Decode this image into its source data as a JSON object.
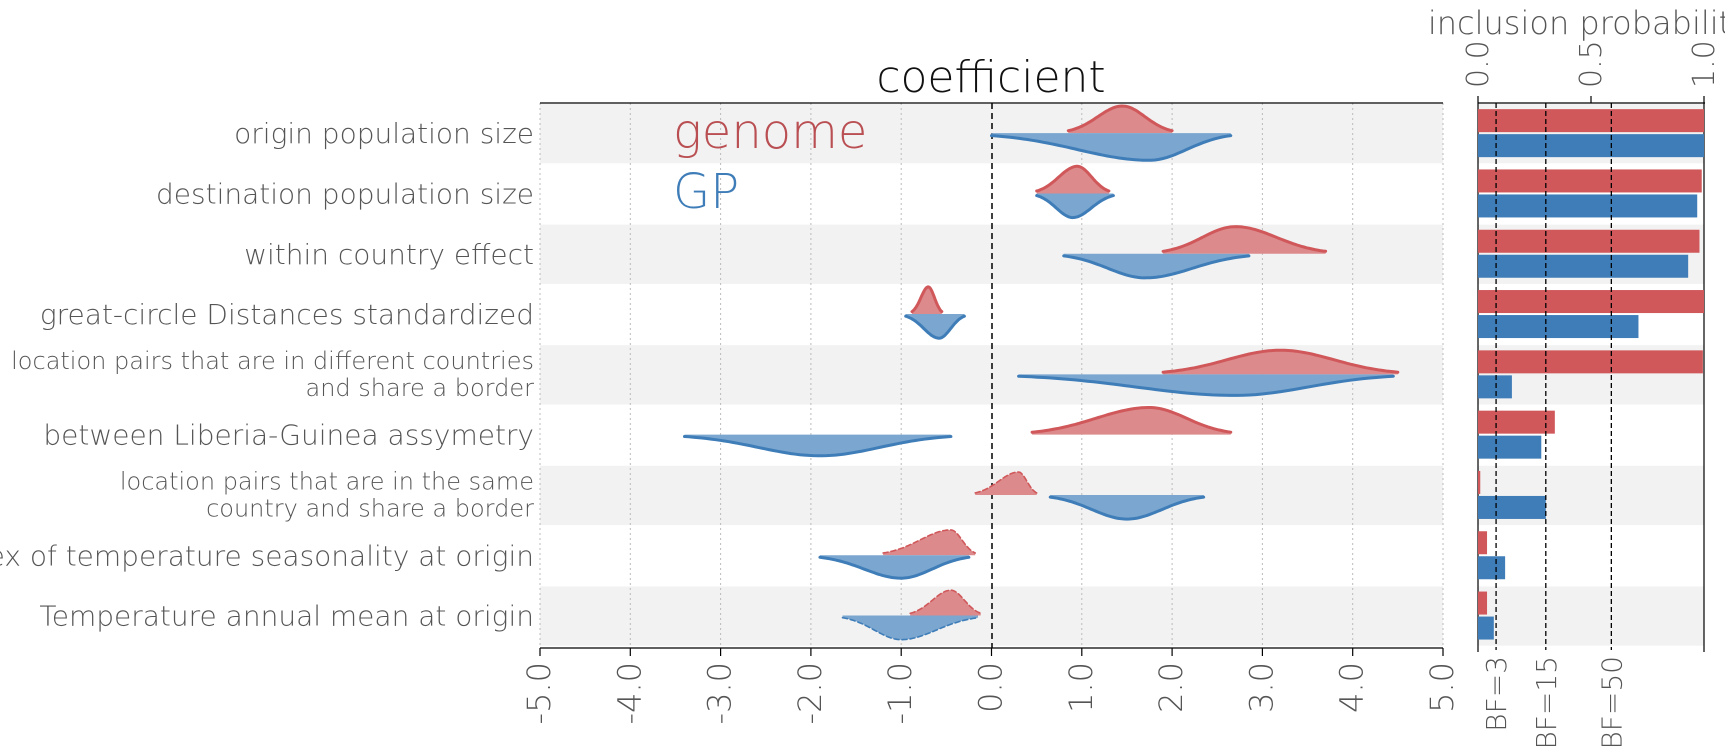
{
  "chart_data": [
    {
      "type": "violin",
      "title": "coefficient",
      "xlim": [
        -5.0,
        5.0
      ],
      "xticks": [
        "-5.0",
        "-4.0",
        "-3.0",
        "-2.0",
        "-1.0",
        "0.0",
        "1.0",
        "2.0",
        "3.0",
        "4.0",
        "5.0"
      ],
      "reference_line": 0.0,
      "series": [
        {
          "name": "genome",
          "color": "#d0585a",
          "side": "top"
        },
        {
          "name": "GP",
          "color": "#3f7db8",
          "side": "bottom"
        }
      ],
      "categories": [
        {
          "label": [
            "origin population size"
          ],
          "genome": {
            "min": 0.85,
            "mode": 1.45,
            "max": 2.0,
            "height": 0.45,
            "dashed": false
          },
          "GP": {
            "min": 0.0,
            "mode": 1.75,
            "max": 2.65,
            "height": 0.45,
            "dashed": false
          }
        },
        {
          "label": [
            "destination population size"
          ],
          "genome": {
            "min": 0.5,
            "mode": 0.95,
            "max": 1.3,
            "height": 0.45,
            "dashed": false
          },
          "GP": {
            "min": 0.5,
            "mode": 0.9,
            "max": 1.35,
            "height": 0.4,
            "dashed": false
          }
        },
        {
          "label": [
            "within country effect"
          ],
          "genome": {
            "min": 1.9,
            "mode": 2.7,
            "max": 3.7,
            "height": 0.45,
            "dashed": false
          },
          "GP": {
            "min": 0.8,
            "mode": 1.7,
            "max": 2.85,
            "height": 0.4,
            "dashed": false
          }
        },
        {
          "label": [
            "great-circle Distances standardized"
          ],
          "genome": {
            "min": -0.88,
            "mode": -0.7,
            "max": -0.55,
            "height": 0.45,
            "dashed": false
          },
          "GP": {
            "min": -0.95,
            "mode": -0.58,
            "max": -0.3,
            "height": 0.4,
            "dashed": false
          }
        },
        {
          "label": [
            "location pairs that are in different countries",
            "and share a border"
          ],
          "genome": {
            "min": 1.9,
            "mode": 3.2,
            "max": 4.5,
            "height": 0.4,
            "dashed": false
          },
          "GP": {
            "min": 0.3,
            "mode": 2.7,
            "max": 4.45,
            "height": 0.35,
            "dashed": false
          }
        },
        {
          "label": [
            "between Liberia-Guinea assymetry"
          ],
          "genome": {
            "min": 0.45,
            "mode": 1.75,
            "max": 2.65,
            "height": 0.45,
            "dashed": false
          },
          "GP": {
            "min": -3.4,
            "mode": -1.9,
            "max": -0.45,
            "height": 0.35,
            "dashed": false
          }
        },
        {
          "label": [
            "location pairs that are in the same",
            "country and share a border"
          ],
          "genome": {
            "min": -0.18,
            "mode": 0.3,
            "max": 0.5,
            "height": 0.38,
            "dashed": true
          },
          "GP": {
            "min": 0.65,
            "mode": 1.5,
            "max": 2.35,
            "height": 0.4,
            "dashed": false
          }
        },
        {
          "label": [
            "index of temperature seasonality at origin"
          ],
          "genome": {
            "min": -1.2,
            "mode": -0.45,
            "max": -0.18,
            "height": 0.42,
            "dashed": true
          },
          "GP": {
            "min": -1.9,
            "mode": -1.0,
            "max": -0.25,
            "height": 0.38,
            "dashed": false
          }
        },
        {
          "label": [
            "Temperature annual mean at origin"
          ],
          "genome": {
            "min": -0.9,
            "mode": -0.45,
            "max": -0.12,
            "height": 0.42,
            "dashed": true
          },
          "GP": {
            "min": -1.65,
            "mode": -1.0,
            "max": -0.15,
            "height": 0.4,
            "dashed": true
          }
        }
      ]
    },
    {
      "type": "bar",
      "title": "inclusion probability",
      "orientation": "horizontal",
      "xlim": [
        0.0,
        1.0
      ],
      "xticks": [
        "0.0",
        "0.5",
        "1.0"
      ],
      "series": [
        {
          "name": "genome",
          "color": "#d0585a",
          "values": [
            1.0,
            0.99,
            0.98,
            1.0,
            0.995,
            0.34,
            0.01,
            0.04,
            0.04
          ]
        },
        {
          "name": "GP",
          "color": "#3f7db8",
          "values": [
            1.0,
            0.97,
            0.93,
            0.71,
            0.15,
            0.28,
            0.3,
            0.12,
            0.07
          ]
        }
      ],
      "reference_lines": [
        {
          "label": "BF=3",
          "value": 0.08
        },
        {
          "label": "BF=15",
          "value": 0.3
        },
        {
          "label": "BF=50",
          "value": 0.59
        }
      ]
    }
  ]
}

◆ ◆ ◆

- **PROBLEM TO SOLVE**
The reply must hold every line above exactly as written and none of the pictures.

- **TASK RESULT**
Decode this image into its source data as a JSON object.
{
  "chart_data": [
    {
      "type": "violin",
      "title": "coefficient",
      "xlim": [
        -5.0,
        5.0
      ],
      "xticks": [
        "-5.0",
        "-4.0",
        "-3.0",
        "-2.0",
        "-1.0",
        "0.0",
        "1.0",
        "2.0",
        "3.0",
        "4.0",
        "5.0"
      ],
      "reference_line": 0.0,
      "series": [
        {
          "name": "genome",
          "color": "#d0585a",
          "side": "top"
        },
        {
          "name": "GP",
          "color": "#3f7db8",
          "side": "bottom"
        }
      ],
      "categories": [
        {
          "label": [
            "origin population size"
          ],
          "genome": {
            "min": 0.85,
            "mode": 1.45,
            "max": 2.0,
            "height": 0.45,
            "dashed": false
          },
          "GP": {
            "min": 0.0,
            "mode": 1.75,
            "max": 2.65,
            "height": 0.45,
            "dashed": false
          }
        },
        {
          "label": [
            "destination population size"
          ],
          "genome": {
            "min": 0.5,
            "mode": 0.95,
            "max": 1.3,
            "height": 0.45,
            "dashed": false
          },
          "GP": {
            "min": 0.5,
            "mode": 0.9,
            "max": 1.35,
            "height": 0.4,
            "dashed": false
          }
        },
        {
          "label": [
            "within country effect"
          ],
          "genome": {
            "min": 1.9,
            "mode": 2.7,
            "max": 3.7,
            "height": 0.45,
            "dashed": false
          },
          "GP": {
            "min": 0.8,
            "mode": 1.7,
            "max": 2.85,
            "height": 0.4,
            "dashed": false
          }
        },
        {
          "label": [
            "great-circle Distances standardized"
          ],
          "genome": {
            "min": -0.88,
            "mode": -0.7,
            "max": -0.55,
            "height": 0.45,
            "dashed": false
          },
          "GP": {
            "min": -0.95,
            "mode": -0.58,
            "max": -0.3,
            "height": 0.4,
            "dashed": false
          }
        },
        {
          "label": [
            "location pairs that are in different countries",
            "and share a border"
          ],
          "genome": {
            "min": 1.9,
            "mode": 3.2,
            "max": 4.5,
            "height": 0.4,
            "dashed": false
          },
          "GP": {
            "min": 0.3,
            "mode": 2.7,
            "max": 4.45,
            "height": 0.35,
            "dashed": false
          }
        },
        {
          "label": [
            "between Liberia-Guinea assymetry"
          ],
          "genome": {
            "min": 0.45,
            "mode": 1.75,
            "max": 2.65,
            "height": 0.45,
            "dashed": false
          },
          "GP": {
            "min": -3.4,
            "mode": -1.9,
            "max": -0.45,
            "height": 0.35,
            "dashed": false
          }
        },
        {
          "label": [
            "location pairs that are in the same",
            "country and share a border"
          ],
          "genome": {
            "min": -0.18,
            "mode": 0.3,
            "max": 0.5,
            "height": 0.38,
            "dashed": true
          },
          "GP": {
            "min": 0.65,
            "mode": 1.5,
            "max": 2.35,
            "height": 0.4,
            "dashed": false
          }
        },
        {
          "label": [
            "index of temperature seasonality at origin"
          ],
          "genome": {
            "min": -1.2,
            "mode": -0.45,
            "max": -0.18,
            "height": 0.42,
            "dashed": true
          },
          "GP": {
            "min": -1.9,
            "mode": -1.0,
            "max": -0.25,
            "height": 0.38,
            "dashed": false
          }
        },
        {
          "label": [
            "Temperature annual mean at origin"
          ],
          "genome": {
            "min": -0.9,
            "mode": -0.45,
            "max": -0.12,
            "height": 0.42,
            "dashed": true
          },
          "GP": {
            "min": -1.65,
            "mode": -1.0,
            "max": -0.15,
            "height": 0.4,
            "dashed": true
          }
        }
      ]
    },
    {
      "type": "bar",
      "title": "inclusion probability",
      "orientation": "horizontal",
      "xlim": [
        0.0,
        1.0
      ],
      "xticks": [
        "0.0",
        "0.5",
        "1.0"
      ],
      "series": [
        {
          "name": "genome",
          "color": "#d0585a",
          "values": [
            1.0,
            0.99,
            0.98,
            1.0,
            0.995,
            0.34,
            0.01,
            0.04,
            0.04
          ]
        },
        {
          "name": "GP",
          "color": "#3f7db8",
          "values": [
            1.0,
            0.97,
            0.93,
            0.71,
            0.15,
            0.28,
            0.3,
            0.12,
            0.07
          ]
        }
      ],
      "reference_lines": [
        {
          "label": "BF=3",
          "value": 0.08
        },
        {
          "label": "BF=15",
          "value": 0.3
        },
        {
          "label": "BF=50",
          "value": 0.59
        }
      ]
    }
  ]
}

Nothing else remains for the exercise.